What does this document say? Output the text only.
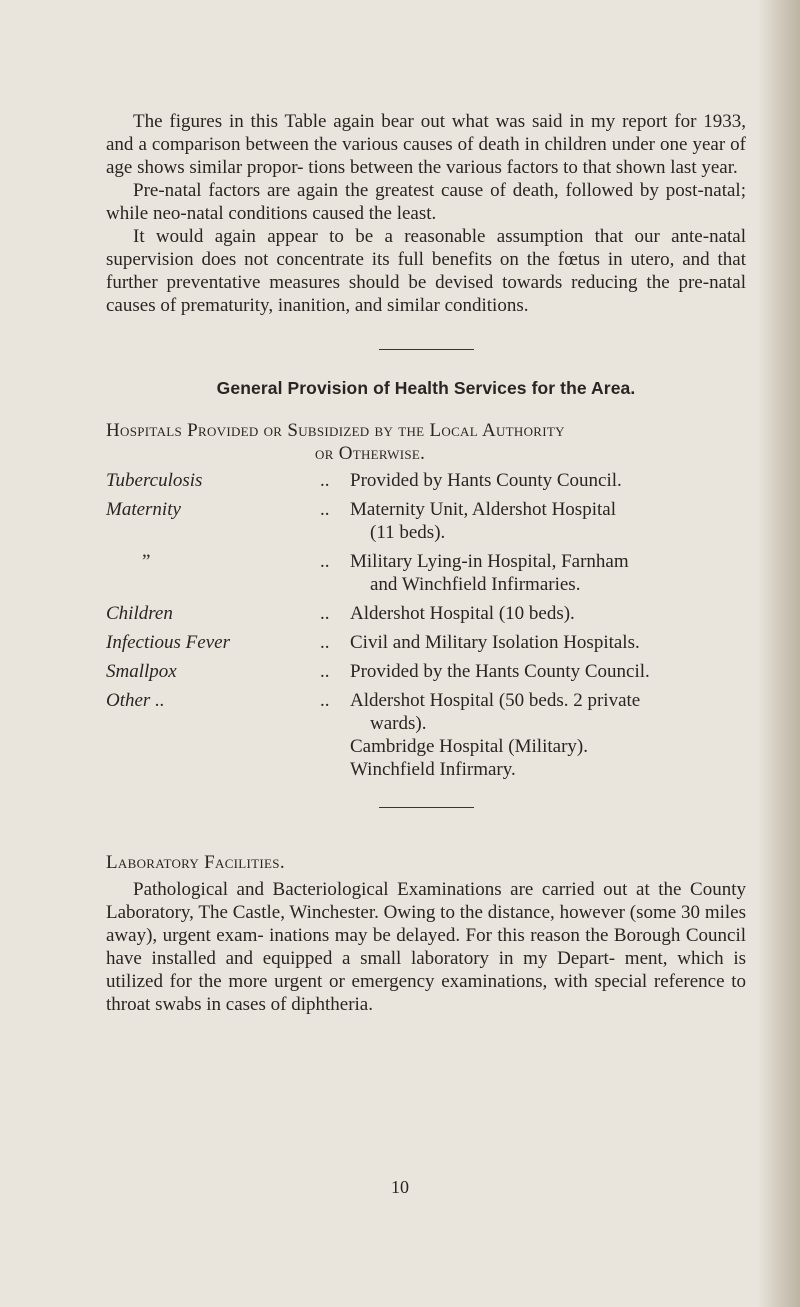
The figures in this Table again bear out what was said in my report for 1933, and a comparison between the various causes of death in children under one year of age shows similar propor- tions between the various factors to that shown last year.

Pre-natal factors are again the greatest cause of death, followed by post-natal; while neo-natal conditions caused the least.

It would again appear to be a reasonable assumption that our ante-natal supervision does not concentrate its full benefits on the fœtus in utero, and that further preventative measures should be devised towards reducing the pre-natal causes of prematurity, inanition, and similar conditions.

General Provision of Health Services for the Area.
Hospitals Provided or Subsidized by the Local Authority
or Otherwise.
Tuberculosis	..	Provided by Hants County Council.

Maternity	..	Maternity Unit, Aldershot Hospital
(11 beds).

”	..	Military Lying-in Hospital, Farnham
and Winchfield Infirmaries.

Children	..	Aldershot Hospital (10 beds).

Infectious Fever	..	Civil and Military Isolation Hospitals.

Smallpox	..	Provided by the Hants County Council.

Other ..	..	Aldershot Hospital (50 beds. 2 private
wards).
Cambridge Hospital (Military).
Winchfield Infirmary.
Laboratory Facilities.

Pathological and Bacteriological Examinations are carried out at the County Laboratory, The Castle, Winchester. Owing to the distance, however (some 30 miles away), urgent exam- inations may be delayed. For this reason the Borough Council have installed and equipped a small laboratory in my Depart- ment, which is utilized for the more urgent or emergency examinations, with special reference to throat swabs in cases of diphtheria.

10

+===+

(TASK TO CARRY OUT)
Extract all lines from the data in which "County" is found.

(RESULT BELOW)
Tuberculosis	..	Provided by Hants County Council.
Smallpox	..	Provided by the Hants County Council.
Pathological and Bacteriological Examinations are carried out at the County Laboratory, The Castle, Winchester. Owing to the distance, however (some 30 miles away), urgent exam- inations may be delayed. For this reason the Borough Council have installed and equipped a small laboratory in my Depart- ment, which is utilized for the more urgent or emergency examinations, with special reference to throat swabs in cases of diphtheria.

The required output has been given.